== TASK MATERIAL

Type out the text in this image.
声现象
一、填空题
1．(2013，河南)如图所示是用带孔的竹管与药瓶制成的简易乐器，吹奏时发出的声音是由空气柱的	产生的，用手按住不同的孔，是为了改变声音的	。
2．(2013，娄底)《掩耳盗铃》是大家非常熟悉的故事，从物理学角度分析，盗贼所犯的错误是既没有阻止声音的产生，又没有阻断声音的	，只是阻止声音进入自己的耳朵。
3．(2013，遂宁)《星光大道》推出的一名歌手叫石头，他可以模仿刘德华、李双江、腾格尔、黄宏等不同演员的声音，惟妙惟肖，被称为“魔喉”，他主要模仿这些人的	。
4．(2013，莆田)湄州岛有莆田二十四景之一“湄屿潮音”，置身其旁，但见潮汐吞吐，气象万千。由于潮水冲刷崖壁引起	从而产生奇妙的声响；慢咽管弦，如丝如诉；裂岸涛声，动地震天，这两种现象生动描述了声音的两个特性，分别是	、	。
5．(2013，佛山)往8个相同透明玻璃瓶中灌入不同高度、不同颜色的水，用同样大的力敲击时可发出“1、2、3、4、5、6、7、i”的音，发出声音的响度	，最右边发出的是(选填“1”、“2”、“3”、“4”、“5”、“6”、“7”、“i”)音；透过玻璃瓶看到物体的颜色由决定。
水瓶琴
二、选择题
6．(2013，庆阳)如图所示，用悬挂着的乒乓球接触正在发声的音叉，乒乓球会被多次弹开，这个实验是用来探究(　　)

====

EXERCISE:
Repeat the material from above exactly, word for word.

RIGHT ANSWER:
Type out the text in this image.
声现象
一、填空题
1．(2013，河南)如图所示是用带孔的竹管与药瓶制成的简易乐器，吹奏时发出的声音是由空气柱的	产生的，用手按住不同的孔，是为了改变声音的	。
2．(2013，娄底)《掩耳盗铃》是大家非常熟悉的故事，从物理学角度分析，盗贼所犯的错误是既没有阻止声音的产生，又没有阻断声音的	，只是阻止声音进入自己的耳朵。
3．(2013，遂宁)《星光大道》推出的一名歌手叫石头，他可以模仿刘德华、李双江、腾格尔、黄宏等不同演员的声音，惟妙惟肖，被称为“魔喉”，他主要模仿这些人的	。
4．(2013，莆田)湄州岛有莆田二十四景之一“湄屿潮音”，置身其旁，但见潮汐吞吐，气象万千。由于潮水冲刷崖壁引起	从而产生奇妙的声响；慢咽管弦，如丝如诉；裂岸涛声，动地震天，这两种现象生动描述了声音的两个特性，分别是	、	。
5．(2013，佛山)往8个相同透明玻璃瓶中灌入不同高度、不同颜色的水，用同样大的力敲击时可发出“1、2、3、4、5、6、7、i”的音，发出声音的响度	，最右边发出的是(选填“1”、“2”、“3”、“4”、“5”、“6”、“7”、“i”)音；透过玻璃瓶看到物体的颜色由决定。
水瓶琴
二、选择题
6．(2013，庆阳)如图所示，用悬挂着的乒乓球接触正在发声的音叉，乒乓球会被多次弹开，这个实验是用来探究(　　)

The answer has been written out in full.